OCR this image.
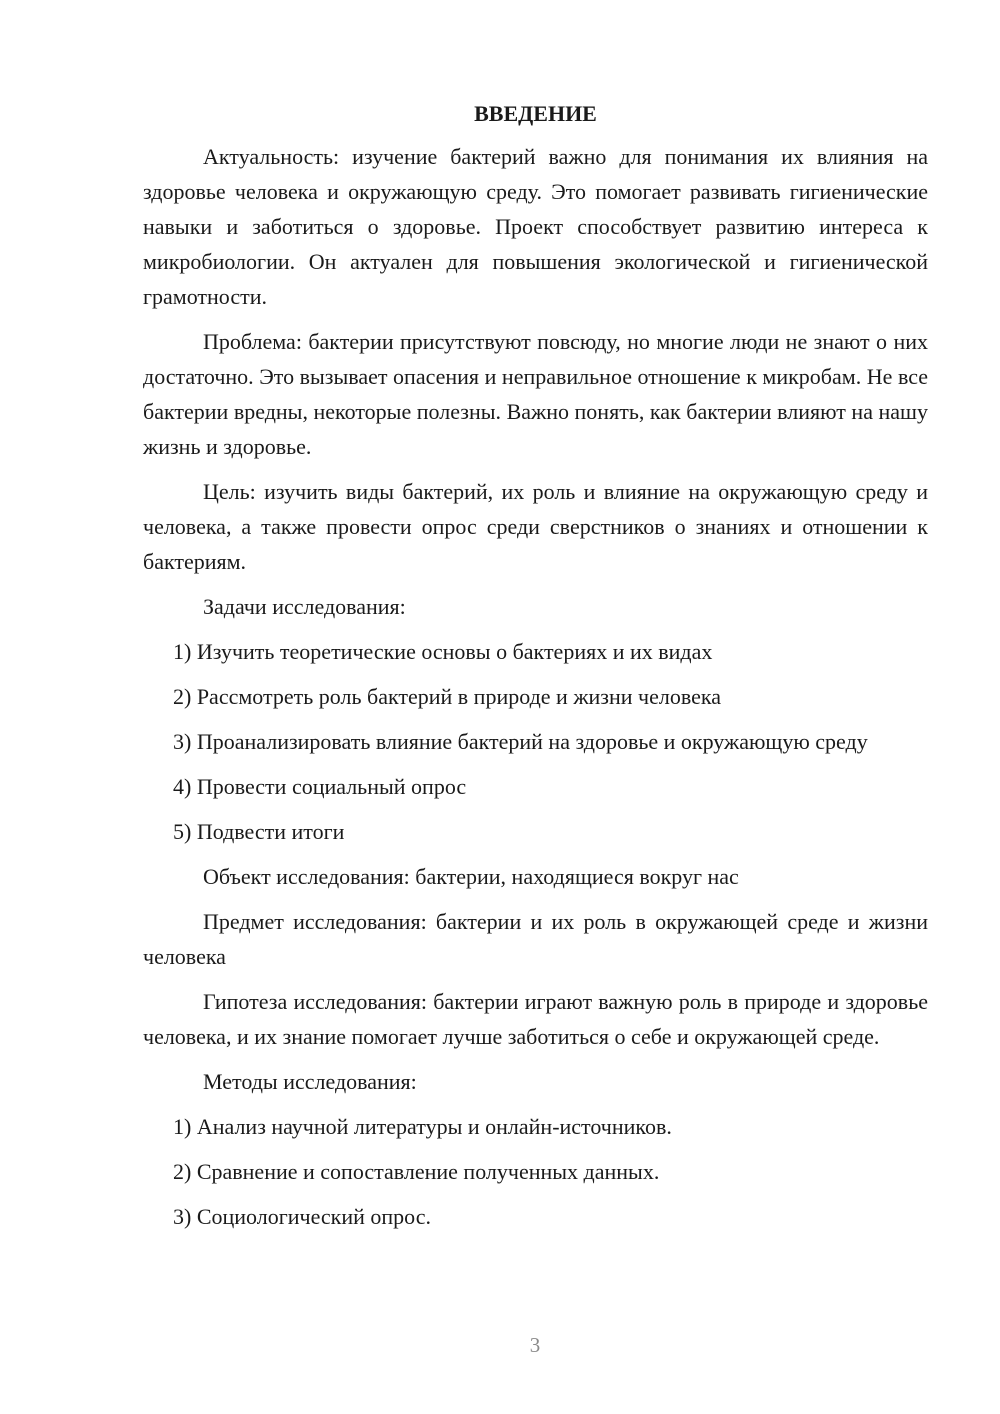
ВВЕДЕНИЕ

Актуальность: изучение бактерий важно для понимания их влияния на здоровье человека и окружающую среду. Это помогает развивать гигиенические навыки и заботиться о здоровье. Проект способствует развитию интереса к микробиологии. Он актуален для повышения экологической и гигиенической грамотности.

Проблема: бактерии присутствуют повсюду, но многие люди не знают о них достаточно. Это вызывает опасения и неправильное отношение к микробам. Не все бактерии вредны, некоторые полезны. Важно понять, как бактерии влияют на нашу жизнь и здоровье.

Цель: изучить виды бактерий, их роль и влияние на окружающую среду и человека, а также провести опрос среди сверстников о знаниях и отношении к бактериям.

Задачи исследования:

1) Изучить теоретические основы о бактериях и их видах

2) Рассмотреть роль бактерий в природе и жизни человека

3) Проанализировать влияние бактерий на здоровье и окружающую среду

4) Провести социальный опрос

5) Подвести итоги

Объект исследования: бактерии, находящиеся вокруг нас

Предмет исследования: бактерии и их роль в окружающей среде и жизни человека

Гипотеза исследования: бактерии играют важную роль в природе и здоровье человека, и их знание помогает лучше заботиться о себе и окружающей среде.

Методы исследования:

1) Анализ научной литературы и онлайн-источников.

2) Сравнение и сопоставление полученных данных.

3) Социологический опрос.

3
------------------------------------------------------------
__Written task__
Quote each entry above verbatim and drop the pictures.

__Completed exercise__
OCR this image.
ВВЕДЕНИЕ

Актуальность: изучение бактерий важно для понимания их влияния на здоровье человека и окружающую среду. Это помогает развивать гигиенические навыки и заботиться о здоровье. Проект способствует развитию интереса к микробиологии. Он актуален для повышения экологической и гигиенической грамотности.

Проблема: бактерии присутствуют повсюду, но многие люди не знают о них достаточно. Это вызывает опасения и неправильное отношение к микробам. Не все бактерии вредны, некоторые полезны. Важно понять, как бактерии влияют на нашу жизнь и здоровье.

Цель: изучить виды бактерий, их роль и влияние на окружающую среду и человека, а также провести опрос среди сверстников о знаниях и отношении к бактериям.

Задачи исследования:

1) Изучить теоретические основы о бактериях и их видах

2) Рассмотреть роль бактерий в природе и жизни человека

3) Проанализировать влияние бактерий на здоровье и окружающую среду

4) Провести социальный опрос

5) Подвести итоги

Объект исследования: бактерии, находящиеся вокруг нас

Предмет исследования: бактерии и их роль в окружающей среде и жизни человека

Гипотеза исследования: бактерии играют важную роль в природе и здоровье человека, и их знание помогает лучше заботиться о себе и окружающей среде.

Методы исследования:

1) Анализ научной литературы и онлайн-источников.

2) Сравнение и сопоставление полученных данных.

3) Социологический опрос.

3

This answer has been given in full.